▶ **Saved entries**:
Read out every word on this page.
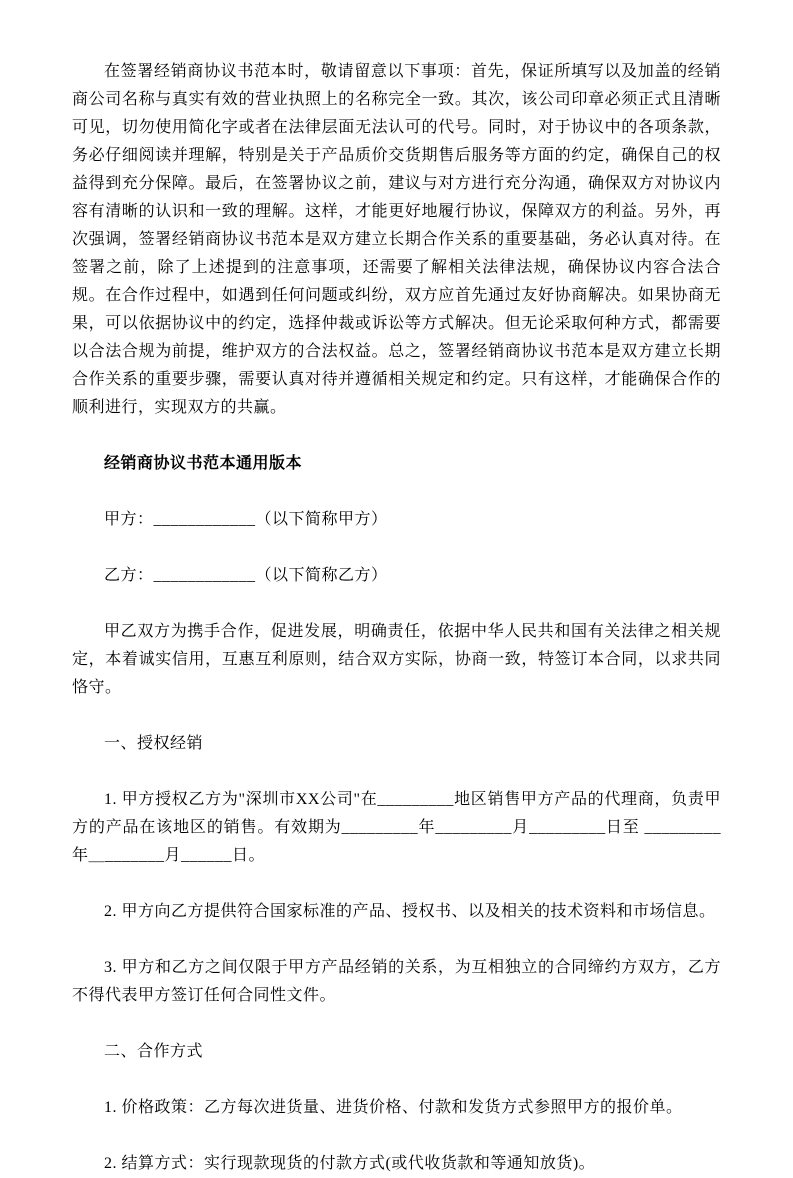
在签署经销商协议书范本时，敬请留意以下事项：首先，保证所填写以及加盖的经销商公司名称与真实有效的营业执照上的名称完全一致。其次，该公司印章必须正式且清晰可见，切勿使用简化字或者在法律层面无法认可的代号。同时，对于协议中的各项条款，务必仔细阅读并理解，特别是关于产品质价交货期售后服务等方面的约定，确保自己的权益得到充分保障。最后，在签署协议之前，建议与对方进行充分沟通，确保双方对协议内容有清晰的认识和一致的理解。这样，才能更好地履行协议，保障双方的利益。另外，再次强调，签署经销商协议书范本是双方建立长期合作关系的重要基础，务必认真对待。在签署之前，除了上述提到的注意事项，还需要了解相关法律法规，确保协议内容合法合规。在合作过程中，如遇到任何问题或纠纷，双方应首先通过友好协商解决。如果协商无果，可以依据协议中的约定，选择仲裁或诉讼等方式解决。但无论采取何种方式，都需要以合法合规为前提，维护双方的合法权益。总之，签署经销商协议书范本是双方建立长期合作关系的重要步骤，需要认真对待并遵循相关规定和约定。只有这样，才能确保合作的顺利进行，实现双方的共赢。

经销商协议书范本通用版本

甲方：____________（以下简称甲方）

乙方：____________（以下简称乙方）

甲乙双方为携手合作，促进发展，明确责任，依据中华人民共和国有关法律之相关规定，本着诚实信用，互惠互利原则，结合双方实际，协商一致，特签订本合同，以求共同恪守。

一、授权经销

1. 甲方授权乙方为"深圳市XX公司"在_________地区销售甲方产品的代理商，负责甲方的产品在该地区的销售。有效期为_________年_________月_________日至 _________年＿_______月______日。

2. 甲方向乙方提供符合国家标准的产品、授权书、以及相关的技术资料和市场信息。

3. 甲方和乙方之间仅限于甲方产品经销的关系，为互相独立的合同缔约方双方，乙方不得代表甲方签订任何合同性文件。

二、合作方式

1. 价格政策：乙方每次进货量、进货价格、付款和发货方式参照甲方的报价单。

2. 结算方式：实行现款现货的付款方式(或代收货款和等通知放货)。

▶ **TASK INSTRUCTIONS**: The pictures should not be reproduced; quote all of the other material exactly.

▶ **ANSWER TO THIS TASK**:
Read out every word on this page.
在签署经销商协议书范本时，敬请留意以下事项：首先，保证所填写以及加盖的经销商公司名称与真实有效的营业执照上的名称完全一致。其次，该公司印章必须正式且清晰可见，切勿使用简化字或者在法律层面无法认可的代号。同时，对于协议中的各项条款，务必仔细阅读并理解，特别是关于产品质价交货期售后服务等方面的约定，确保自己的权益得到充分保障。最后，在签署协议之前，建议与对方进行充分沟通，确保双方对协议内容有清晰的认识和一致的理解。这样，才能更好地履行协议，保障双方的利益。另外，再次强调，签署经销商协议书范本是双方建立长期合作关系的重要基础，务必认真对待。在签署之前，除了上述提到的注意事项，还需要了解相关法律法规，确保协议内容合法合规。在合作过程中，如遇到任何问题或纠纷，双方应首先通过友好协商解决。如果协商无果，可以依据协议中的约定，选择仲裁或诉讼等方式解决。但无论采取何种方式，都需要以合法合规为前提，维护双方的合法权益。总之，签署经销商协议书范本是双方建立长期合作关系的重要步骤，需要认真对待并遵循相关规定和约定。只有这样，才能确保合作的顺利进行，实现双方的共赢。

经销商协议书范本通用版本

甲方：____________（以下简称甲方）

乙方：____________（以下简称乙方）

甲乙双方为携手合作，促进发展，明确责任，依据中华人民共和国有关法律之相关规定，本着诚实信用，互惠互利原则，结合双方实际，协商一致，特签订本合同，以求共同恪守。

一、授权经销

1. 甲方授权乙方为"深圳市XX公司"在_________地区销售甲方产品的代理商，负责甲方的产品在该地区的销售。有效期为_________年_________月_________日至 _________年＿_______月______日。

2. 甲方向乙方提供符合国家标准的产品、授权书、以及相关的技术资料和市场信息。

3. 甲方和乙方之间仅限于甲方产品经销的关系，为互相独立的合同缔约方双方，乙方不得代表甲方签订任何合同性文件。

二、合作方式

1. 价格政策：乙方每次进货量、进货价格、付款和发货方式参照甲方的报价单。

2. 结算方式：实行现款现货的付款方式(或代收货款和等通知放货)。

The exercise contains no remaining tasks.